-- begin Data provided --

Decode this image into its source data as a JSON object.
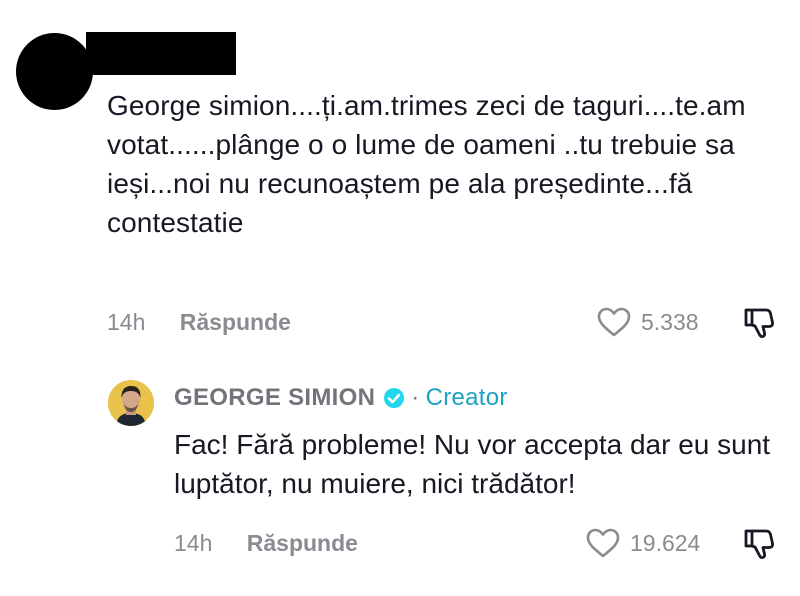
{
  "comment": {
    "text": "George simion....ți.am.trimes zeci de taguri....te.am votat......plânge o o lume de oameni ..tu trebuie sa ieși...noi nu recunoaștem pe ala președinte...fă contestatie",
    "time": "14h",
    "reply_label": "Răspunde",
    "likes": "5.338"
  },
  "reply": {
    "author": "GEORGE SIMION",
    "separator": "·",
    "badge": "Creator",
    "text": "Fac! Fără probleme! Nu vor accepta dar eu sunt luptător, nu muiere, nici trădător!",
    "time": "14h",
    "reply_label": "Răspunde",
    "likes": "19.624"
  },
  "colors": {
    "accent": "#1fa1c4",
    "muted": "#8a8b91",
    "text": "#161823"
  },
  "icons": {
    "like": "heart-outline-icon",
    "dislike": "thumbs-down-icon",
    "verified": "verified-check-icon"
  }
}
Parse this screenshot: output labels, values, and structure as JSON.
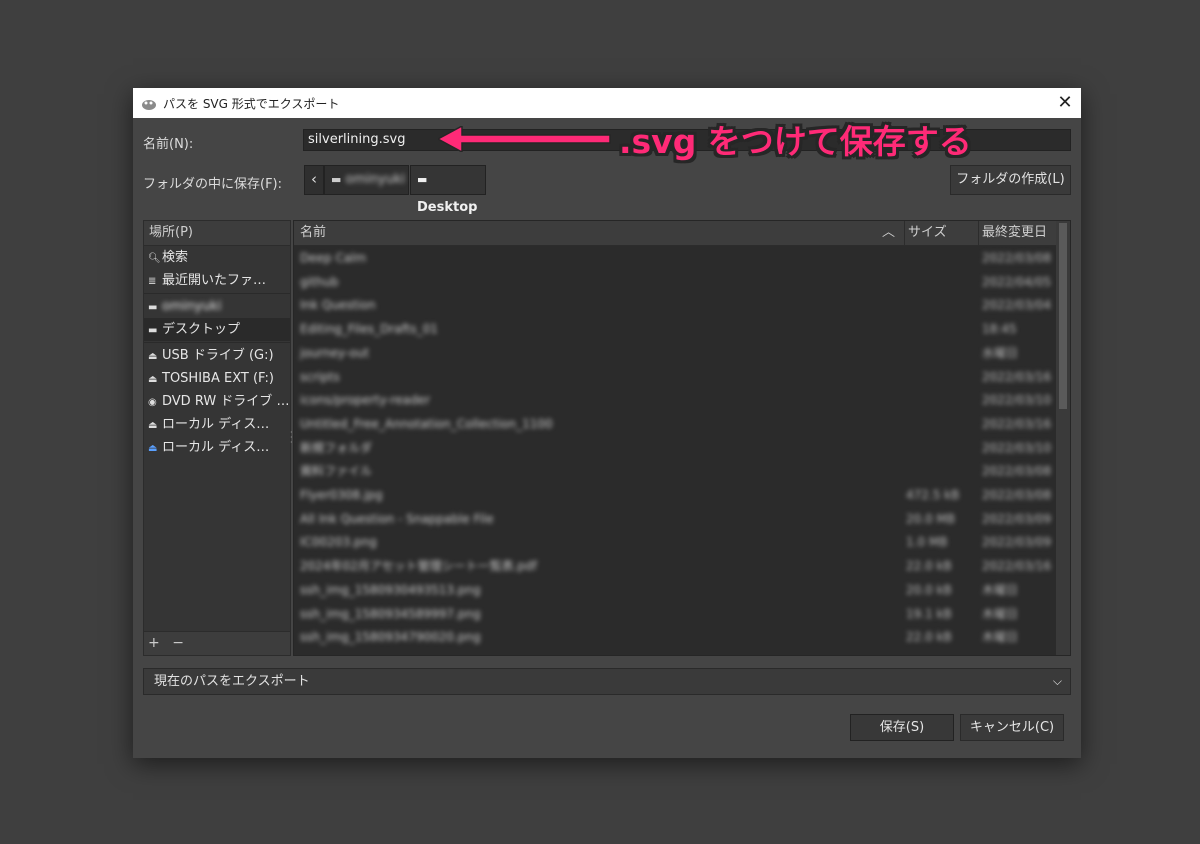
{
  "window": {
    "title": "パスを SVG 形式でエクスポート",
    "close_glyph": "✕"
  },
  "name_field": {
    "label": "名前(N):",
    "value": "silverlining.svg"
  },
  "annotation": {
    "text": ".svg をつけて保存する",
    "color": "#ff2a77"
  },
  "folder_row": {
    "label": "フォルダの中に保存(F):",
    "back_glyph": "‹",
    "crumbs": [
      "ominyuki",
      "Desktop"
    ],
    "create_folder_label": "フォルダの作成(L)"
  },
  "places": {
    "header": "場所(P)",
    "items": [
      {
        "label": "検索",
        "icon": "search-icon"
      },
      {
        "label": "最近開いたファ…",
        "icon": "recent-icon"
      },
      {
        "label": "ominyuki",
        "icon": "folder-icon",
        "blurred": true
      },
      {
        "label": "デスクトップ",
        "icon": "folder-icon",
        "selected": true
      },
      {
        "label": "USB ドライブ (G:)",
        "icon": "drive-icon"
      },
      {
        "label": "TOSHIBA EXT (F:)",
        "icon": "drive-icon"
      },
      {
        "label": "DVD RW ドライブ …",
        "icon": "dvd-icon"
      },
      {
        "label": "ローカル ディス…",
        "icon": "drive-icon"
      },
      {
        "label": "ローカル ディス…",
        "icon": "windows-drive-icon"
      }
    ],
    "footer": {
      "add": "+",
      "remove": "−"
    }
  },
  "files": {
    "columns": {
      "name": "名前",
      "size": "サイズ",
      "modified": "最終変更日"
    },
    "rows": [
      {
        "name": "Deep Calm",
        "size": "",
        "date": "2022/03/08"
      },
      {
        "name": "github",
        "size": "",
        "date": "2022/04/05"
      },
      {
        "name": "Ink Question",
        "size": "",
        "date": "2022/03/04"
      },
      {
        "name": "Editing_Files_Drafts_01",
        "size": "",
        "date": "18:45"
      },
      {
        "name": "journey-out",
        "size": "",
        "date": "水曜日"
      },
      {
        "name": "scripts",
        "size": "",
        "date": "2022/03/16"
      },
      {
        "name": "icons/property-reader",
        "size": "",
        "date": "2022/03/10"
      },
      {
        "name": "Untitled_Free_Annotation_Collection_1100",
        "size": "",
        "date": "2022/03/16"
      },
      {
        "name": "新規フォルダ",
        "size": "",
        "date": "2022/03/10"
      },
      {
        "name": "資料ファイル",
        "size": "",
        "date": "2022/03/08"
      },
      {
        "name": "Flyer0308.jpg",
        "size": "472.5 kB",
        "date": "2022/03/08"
      },
      {
        "name": "All Ink Question - Snappable File",
        "size": "20.0 MB",
        "date": "2022/03/09"
      },
      {
        "name": "IC00203.png",
        "size": "1.0 MB",
        "date": "2022/03/09"
      },
      {
        "name": "2024年02月アセット管理シート一覧表.pdf",
        "size": "22.0 kB",
        "date": "2022/03/16"
      },
      {
        "name": "ssh_img_1580930493513.png",
        "size": "20.0 kB",
        "date": "木曜日"
      },
      {
        "name": "ssh_img_1580934589997.png",
        "size": "19.1 kB",
        "date": "木曜日"
      },
      {
        "name": "ssh_img_1580934790020.png",
        "size": "22.0 kB",
        "date": "木曜日"
      }
    ]
  },
  "export_select": {
    "value": "現在のパスをエクスポート",
    "chevron": "⌵"
  },
  "buttons": {
    "save": "保存(S)",
    "cancel": "キャンセル(C)"
  }
}
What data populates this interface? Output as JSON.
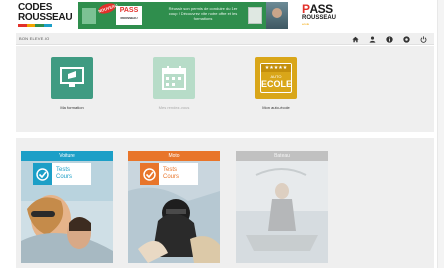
{
  "header": {
    "logo_left": {
      "line1": "CODES",
      "line2": "ROUSSEAU"
    },
    "banner": {
      "badge": "NOUVEAU",
      "pass_brand": "PASS",
      "pass_sub": "ROUSSEAU",
      "text": "Réussir son permis de conduire du 1er coup ! Découvrez vite notre offre et les formations"
    },
    "logo_right": {
      "line1_a": "P",
      "line1_b": "ASS",
      "line2": "ROUSSEAU",
      "line3": "ecole"
    }
  },
  "toolbar": {
    "label": "BON ELEVE.IO",
    "icons": [
      "home-icon",
      "user-icon",
      "info-icon",
      "settings-icon",
      "power-icon"
    ]
  },
  "tiles": [
    {
      "name": "ma-formation",
      "label": "Ma formation",
      "color": "#3f9b82",
      "faded": false
    },
    {
      "name": "mes-rendez-vous",
      "label": "Mes rendez-vous",
      "color": "#b7dcc8",
      "faded": true
    },
    {
      "name": "mon-auto-ecole",
      "label": "Mon auto-école",
      "color": "#d9a619",
      "stars": "★★★★★",
      "sign_top": "AUTO",
      "sign_bottom": "ECOLE",
      "faded": false
    }
  ],
  "cards": [
    {
      "name": "voiture",
      "title": "Voiture",
      "color": "#1c9fc7",
      "tests": "Tests",
      "cours": "Cours",
      "faded": false
    },
    {
      "name": "moto",
      "title": "Moto",
      "color": "#e8752a",
      "tests": "Tests",
      "cours": "Cours",
      "faded": false
    },
    {
      "name": "bateau",
      "title": "Bateau",
      "color": "#8b8b8b",
      "faded": true
    }
  ]
}
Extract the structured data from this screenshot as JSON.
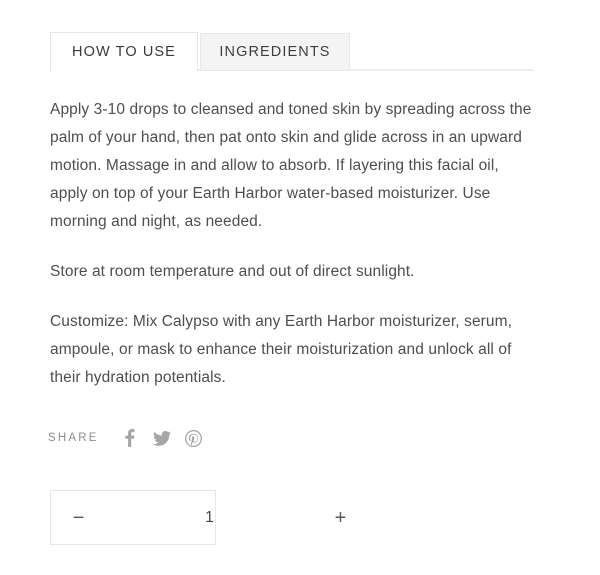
{
  "tabs": [
    {
      "label": "HOW TO USE",
      "active": true
    },
    {
      "label": "INGREDIENTS",
      "active": false
    }
  ],
  "content": {
    "paragraphs": [
      "Apply 3-10 drops to cleansed and toned skin by spreading across the palm of your hand, then pat onto skin and glide across in an upward motion. Massage in and allow to absorb. If layering this facial oil, apply on top of your Earth Harbor water-based moisturizer. Use morning and night, as needed.",
      "Store at room temperature and out of direct sunlight.",
      "Customize: Mix Calypso with any Earth Harbor moisturizer, serum, ampoule, or mask to enhance their moisturization and unlock all of their hydration potentials."
    ]
  },
  "share": {
    "label": "SHARE",
    "icons": [
      {
        "name": "facebook-icon"
      },
      {
        "name": "twitter-icon"
      },
      {
        "name": "pinterest-icon"
      }
    ]
  },
  "quantity": {
    "decrement_label": "−",
    "value": "1",
    "increment_label": "+"
  },
  "colors": {
    "text": "#4e4e4e",
    "muted": "#8d8d8d",
    "border": "#e8e8e8",
    "inactive_tab_bg": "#f4f4f4",
    "icon": "#a6a6a6"
  }
}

-- end Data provided --

# Task requirements:
Quote every line of the records above exactly; no picture is to be copied.

# Problem solution:
Decode this image into its source data as a JSON object.
{
  "comment": {
    "text": "George simion....ți.am.trimes zeci de taguri....te.am votat......plânge o o lume de oameni ..tu trebuie sa ieși...noi nu recunoaștem pe ala președinte...fă contestatie",
    "time": "14h",
    "reply_label": "Răspunde",
    "likes": "5.338"
  },
  "reply": {
    "author": "GEORGE SIMION",
    "separator": "·",
    "badge": "Creator",
    "text": "Fac! Fără probleme! Nu vor accepta dar eu sunt luptător, nu muiere, nici trădător!",
    "time": "14h",
    "reply_label": "Răspunde",
    "likes": "19.624"
  },
  "colors": {
    "accent": "#1fa1c4",
    "muted": "#8a8b91",
    "text": "#161823"
  },
  "icons": {
    "like": "heart-outline-icon",
    "dislike": "thumbs-down-icon",
    "verified": "verified-check-icon"
  }
}
Parse this screenshot: output labels, values, and structure as JSON.
{
  "window": {
    "title": "パスを SVG 形式でエクスポート",
    "close_glyph": "✕"
  },
  "name_field": {
    "label": "名前(N):",
    "value": "silverlining.svg"
  },
  "annotation": {
    "text": ".svg をつけて保存する",
    "color": "#ff2a77"
  },
  "folder_row": {
    "label": "フォルダの中に保存(F):",
    "back_glyph": "‹",
    "crumbs": [
      "ominyuki",
      "Desktop"
    ],
    "create_folder_label": "フォルダの作成(L)"
  },
  "places": {
    "header": "場所(P)",
    "items": [
      {
        "label": "検索",
        "icon": "search-icon"
      },
      {
        "label": "最近開いたファ…",
        "icon": "recent-icon"
      },
      {
        "label": "ominyuki",
        "icon": "folder-icon",
        "blurred": true
      },
      {
        "label": "デスクトップ",
        "icon": "folder-icon",
        "selected": true
      },
      {
        "label": "USB ドライブ (G:)",
        "icon": "drive-icon"
      },
      {
        "label": "TOSHIBA EXT (F:)",
        "icon": "drive-icon"
      },
      {
        "label": "DVD RW ドライブ …",
        "icon": "dvd-icon"
      },
      {
        "label": "ローカル ディス…",
        "icon": "drive-icon"
      },
      {
        "label": "ローカル ディス…",
        "icon": "windows-drive-icon"
      }
    ],
    "footer": {
      "add": "+",
      "remove": "−"
    }
  },
  "files": {
    "columns": {
      "name": "名前",
      "size": "サイズ",
      "modified": "最終変更日"
    },
    "rows": [
      {
        "name": "Deep Calm",
        "size": "",
        "date": "2022/03/08"
      },
      {
        "name": "github",
        "size": "",
        "date": "2022/04/05"
      },
      {
        "name": "Ink Question",
        "size": "",
        "date": "2022/03/04"
      },
      {
        "name": "Editing_Files_Drafts_01",
        "size": "",
        "date": "18:45"
      },
      {
        "name": "journey-out",
        "size": "",
        "date": "水曜日"
      },
      {
        "name": "scripts",
        "size": "",
        "date": "2022/03/16"
      },
      {
        "name": "icons/property-reader",
        "size": "",
        "date": "2022/03/10"
      },
      {
        "name": "Untitled_Free_Annotation_Collection_1100",
        "size": "",
        "date": "2022/03/16"
      },
      {
        "name": "新規フォルダ",
        "size": "",
        "date": "2022/03/10"
      },
      {
        "name": "資料ファイル",
        "size": "",
        "date": "2022/03/08"
      },
      {
        "name": "Flyer0308.jpg",
        "size": "472.5 kB",
        "date": "2022/03/08"
      },
      {
        "name": "All Ink Question - Snappable File",
        "size": "20.0 MB",
        "date": "2022/03/09"
      },
      {
        "name": "IC00203.png",
        "size": "1.0 MB",
        "date": "2022/03/09"
      },
      {
        "name": "2024年02月アセット管理シート一覧表.pdf",
        "size": "22.0 kB",
        "date": "2022/03/16"
      },
      {
        "name": "ssh_img_1580930493513.png",
        "size": "20.0 kB",
        "date": "木曜日"
      },
      {
        "name": "ssh_img_1580934589997.png",
        "size": "19.1 kB",
        "date": "木曜日"
      },
      {
        "name": "ssh_img_1580934790020.png",
        "size": "22.0 kB",
        "date": "木曜日"
      }
    ]
  },
  "export_select": {
    "value": "現在のパスをエクスポート",
    "chevron": "⌵"
  },
  "buttons": {
    "save": "保存(S)",
    "cancel": "キャンセル(C)"
  }
}
What data populates this interface? Output as JSON.
{
  "header": {
    "logo_left": {
      "line1": "CODES",
      "line2": "ROUSSEAU"
    },
    "banner": {
      "badge": "NOUVEAU",
      "pass_brand": "PASS",
      "pass_sub": "ROUSSEAU",
      "text": "Réussir son permis de conduire du 1er coup ! Découvrez vite notre offre et les formations"
    },
    "logo_right": {
      "line1_a": "P",
      "line1_b": "ASS",
      "line2": "ROUSSEAU",
      "line3": "ecole"
    }
  },
  "toolbar": {
    "label": "BON ELEVE.IO",
    "icons": [
      "home-icon",
      "user-icon",
      "info-icon",
      "settings-icon",
      "power-icon"
    ]
  },
  "tiles": [
    {
      "name": "ma-formation",
      "label": "Ma formation",
      "color": "#3f9b82",
      "faded": false
    },
    {
      "name": "mes-rendez-vous",
      "label": "Mes rendez-vous",
      "color": "#b7dcc8",
      "faded": true
    },
    {
      "name": "mon-auto-ecole",
      "label": "Mon auto-école",
      "color": "#d9a619",
      "stars": "★★★★★",
      "sign_top": "AUTO",
      "sign_bottom": "ECOLE",
      "faded": false
    }
  ],
  "cards": [
    {
      "name": "voiture",
      "title": "Voiture",
      "color": "#1c9fc7",
      "tests": "Tests",
      "cours": "Cours",
      "faded": false
    },
    {
      "name": "moto",
      "title": "Moto",
      "color": "#e8752a",
      "tests": "Tests",
      "cours": "Cours",
      "faded": false
    },
    {
      "name": "bateau",
      "title": "Bateau",
      "color": "#8b8b8b",
      "faded": true
    }
  ]
}
Extract the structured data from this screenshot as JSON.
{
  "tabs": [
    {
      "label": "HOW TO USE",
      "active": true
    },
    {
      "label": "INGREDIENTS",
      "active": false
    }
  ],
  "content": {
    "paragraphs": [
      "Apply 3-10 drops to cleansed and toned skin by spreading across the palm of your hand, then pat onto skin and glide across in an upward motion. Massage in and allow to absorb. If layering this facial oil, apply on top of your Earth Harbor water-based moisturizer. Use morning and night, as needed.",
      "Store at room temperature and out of direct sunlight.",
      "Customize: Mix Calypso with any Earth Harbor moisturizer, serum, ampoule, or mask to enhance their moisturization and unlock all of their hydration potentials."
    ]
  },
  "share": {
    "label": "SHARE",
    "icons": [
      {
        "name": "facebook-icon"
      },
      {
        "name": "twitter-icon"
      },
      {
        "name": "pinterest-icon"
      }
    ]
  },
  "quantity": {
    "decrement_label": "−",
    "value": "1",
    "increment_label": "+"
  },
  "colors": {
    "text": "#4e4e4e",
    "muted": "#8d8d8d",
    "border": "#e8e8e8",
    "inactive_tab_bg": "#f4f4f4",
    "icon": "#a6a6a6"
  }
}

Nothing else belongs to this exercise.